Dataset items
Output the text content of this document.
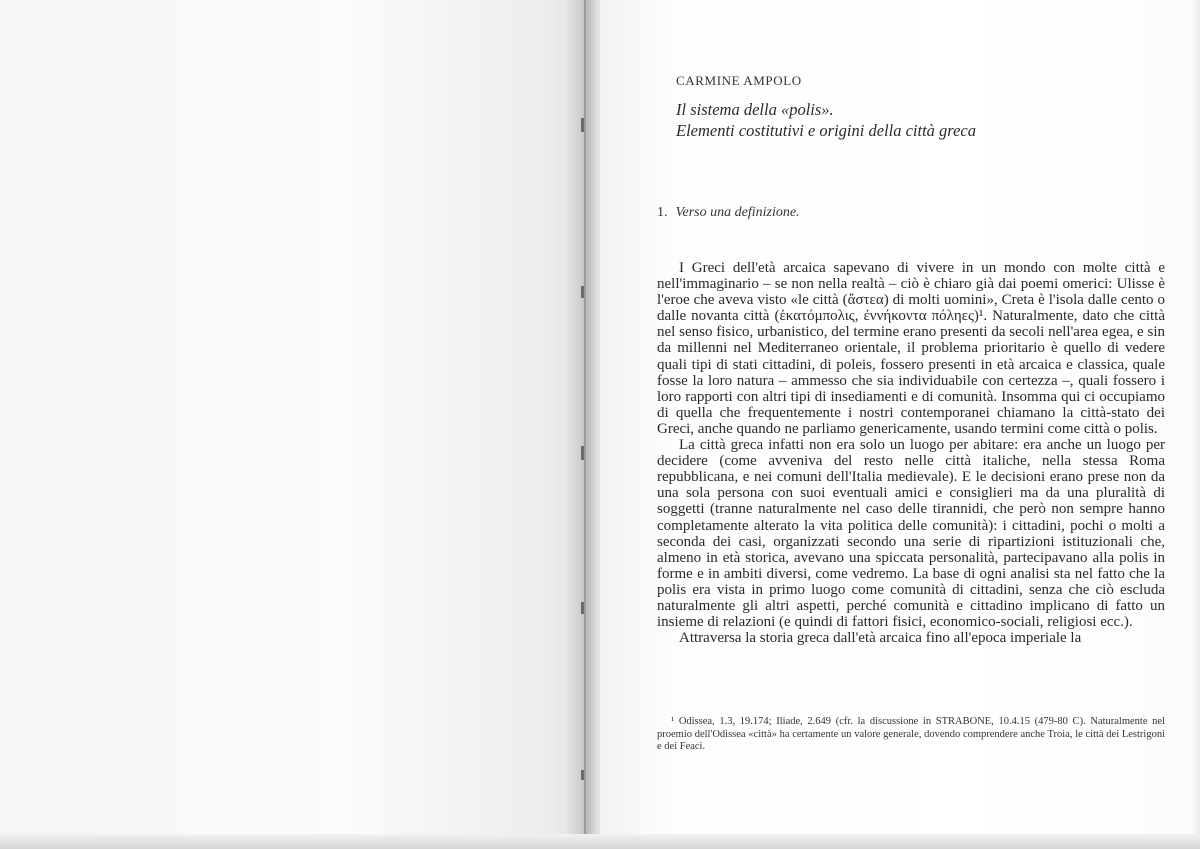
CARMINE AMPOLO
Il sistema della «polis».
Elementi costitutivi e origini della città greca
1. Verso una definizione.

I Greci dell'età arcaica sapevano di vivere in un mondo con molte città e nell'immaginario – se non nella realtà – ciò è chiaro già dai poemi omerici: Ulisse è l'eroe che aveva visto «le città (ἄστεα) di molti uomini», Creta è l'isola dalle cento o dalle novanta città (ἑκατόμπολις, ἐννήκοντα πόληες)¹. Naturalmente, dato che città nel senso fisico, urbanistico, del termine erano presenti da secoli nell'area egea, e sin da millenni nel Mediterraneo orientale, il problema prioritario è quello di vedere quali tipi di stati cittadini, di poleis, fossero presenti in età arcaica e classica, quale fosse la loro natura – ammesso che sia individuabile con certezza –, quali fossero i loro rapporti con altri tipi di insediamenti e di comunità. Insomma qui ci occupiamo di quella che frequentemente i nostri contemporanei chiamano la città-stato dei Greci, anche quando ne parliamo genericamente, usando termini come città o polis.

La città greca infatti non era solo un luogo per abitare: era anche un luogo per decidere (come avveniva del resto nelle città italiche, nella stessa Roma repubblicana, e nei comuni dell'Italia medievale). E le decisioni erano prese non da una sola persona con suoi eventuali amici e consiglieri ma da una pluralità di soggetti (tranne naturalmente nel caso delle tirannidi, che però non sempre hanno completamente alterato la vita politica delle comunità): i cittadini, pochi o molti a seconda dei casi, organizzati secondo una serie di ripartizioni istituzionali che, almeno in età storica, avevano una spiccata personalità, partecipavano alla polis in forme e in ambiti diversi, come vedremo. La base di ogni analisi sta nel fatto che la polis era vista in primo luogo come comunità di cittadini, senza che ciò escluda naturalmente gli altri aspetti, perché comunità e cittadino implicano di fatto un insieme di relazioni (e quindi di fattori fisici, economico-sociali, religiosi ecc.).

Attraversa la storia greca dall'età arcaica fino all'epoca imperiale la

¹ Odissea, 1.3, 19.174; Iliade, 2.649 (cfr. la discussione in STRABONE, 10.4.15 (479-80 C). Naturalmente nel proemio dell'Odissea «città» ha certamente un valore generale, dovendo comprendere anche Troia, le città dei Lestrigoni e dei Feaci.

■ **Exercise**:
Wherever the string "della" appears in the entries above, list that line.

■ **Answer for the task**:
Il sistema della «polis».
Elementi costitutivi e origini della città greca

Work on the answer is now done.